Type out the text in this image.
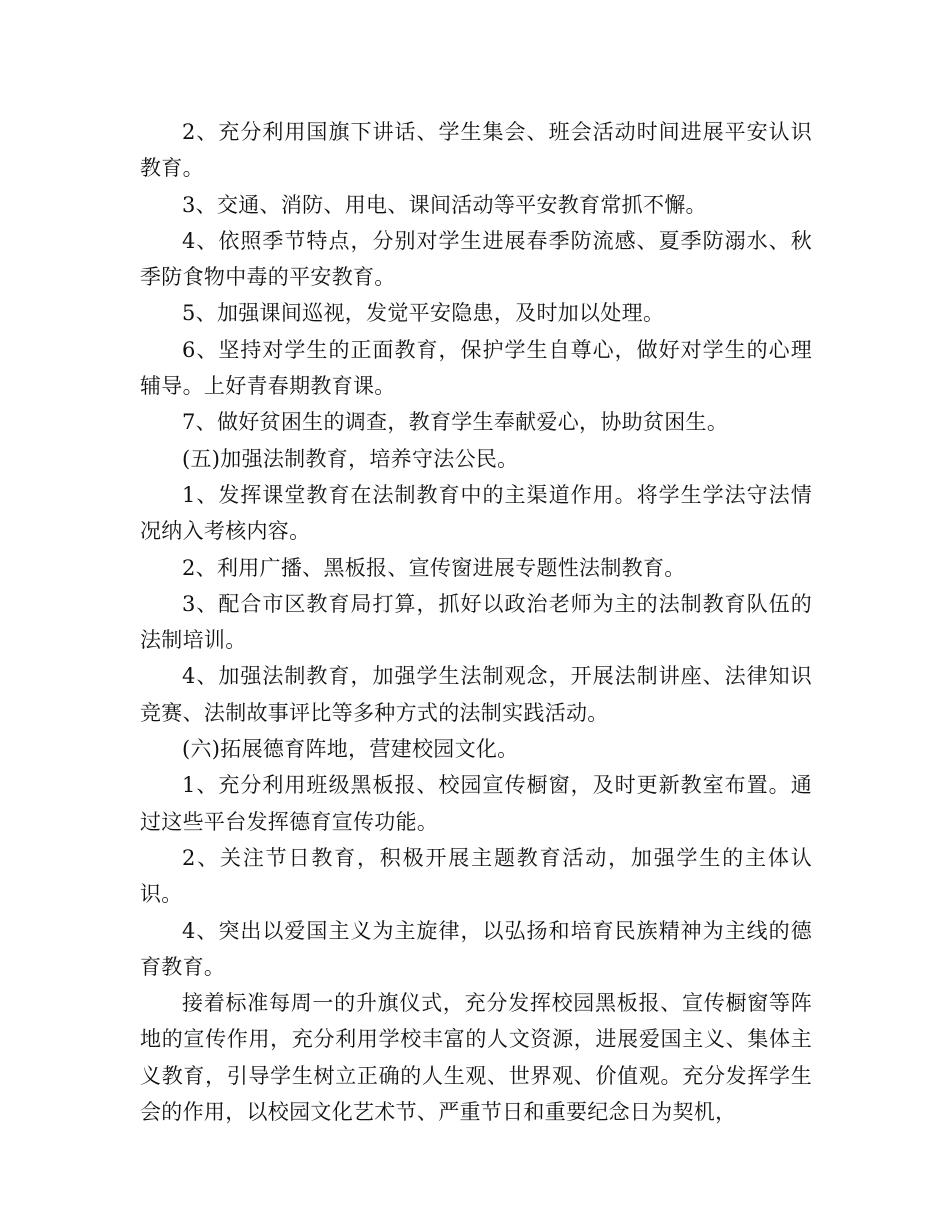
2、充分利用国旗下讲话、学生集会、班会活动时间进展平安认识教育。

3、交通、消防、用电、课间活动等平安教育常抓不懈。

4、依照季节特点，分别对学生进展春季防流感、夏季防溺水、秋季防食物中毒的平安教育。

5、加强课间巡视，发觉平安隐患，及时加以处理。

6、坚持对学生的正面教育，保护学生自尊心，做好对学生的心理辅导。上好青春期教育课。

7、做好贫困生的调查，教育学生奉献爱心，协助贫困生。

(五)加强法制教育，培养守法公民。

1、发挥课堂教育在法制教育中的主渠道作用。将学生学法守法情况纳入考核内容。

2、利用广播、黑板报、宣传窗进展专题性法制教育。

3、配合市区教育局打算，抓好以政治老师为主的法制教育队伍的法制培训。

4、加强法制教育，加强学生法制观念，开展法制讲座、法律知识竞赛、法制故事评比等多种方式的法制实践活动。

(六)拓展德育阵地，营建校园文化。

1、充分利用班级黑板报、校园宣传橱窗，及时更新教室布置。通过这些平台发挥德育宣传功能。

2、关注节日教育，积极开展主题教育活动，加强学生的主体认识。

4、突出以爱国主义为主旋律，以弘扬和培育民族精神为主线的德育教育。

接着标准每周一的升旗仪式，充分发挥校园黑板报、宣传橱窗等阵地的宣传作用，充分利用学校丰富的人文资源，进展爱国主义、集体主义教育，引导学生树立正确的人生观、世界观、价值观。充分发挥学生会的作用，以校园文化艺术节、严重节日和重要纪念日为契机，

○ ○ ○

## Your goal
Pictures are not part of the copy; reproduce everything else in the records exactly.

## Solution to this task
Type out the text in this image.
2、充分利用国旗下讲话、学生集会、班会活动时间进展平安认识教育。

3、交通、消防、用电、课间活动等平安教育常抓不懈。

4、依照季节特点，分别对学生进展春季防流感、夏季防溺水、秋季防食物中毒的平安教育。

5、加强课间巡视，发觉平安隐患，及时加以处理。

6、坚持对学生的正面教育，保护学生自尊心，做好对学生的心理辅导。上好青春期教育课。

7、做好贫困生的调查，教育学生奉献爱心，协助贫困生。

(五)加强法制教育，培养守法公民。

1、发挥课堂教育在法制教育中的主渠道作用。将学生学法守法情况纳入考核内容。

2、利用广播、黑板报、宣传窗进展专题性法制教育。

3、配合市区教育局打算，抓好以政治老师为主的法制教育队伍的法制培训。

4、加强法制教育，加强学生法制观念，开展法制讲座、法律知识竞赛、法制故事评比等多种方式的法制实践活动。

(六)拓展德育阵地，营建校园文化。

1、充分利用班级黑板报、校园宣传橱窗，及时更新教室布置。通过这些平台发挥德育宣传功能。

2、关注节日教育，积极开展主题教育活动，加强学生的主体认识。

4、突出以爱国主义为主旋律，以弘扬和培育民族精神为主线的德育教育。

接着标准每周一的升旗仪式，充分发挥校园黑板报、宣传橱窗等阵地的宣传作用，充分利用学校丰富的人文资源，进展爱国主义、集体主义教育，引导学生树立正确的人生观、世界观、价值观。充分发挥学生会的作用，以校园文化艺术节、严重节日和重要纪念日为契机，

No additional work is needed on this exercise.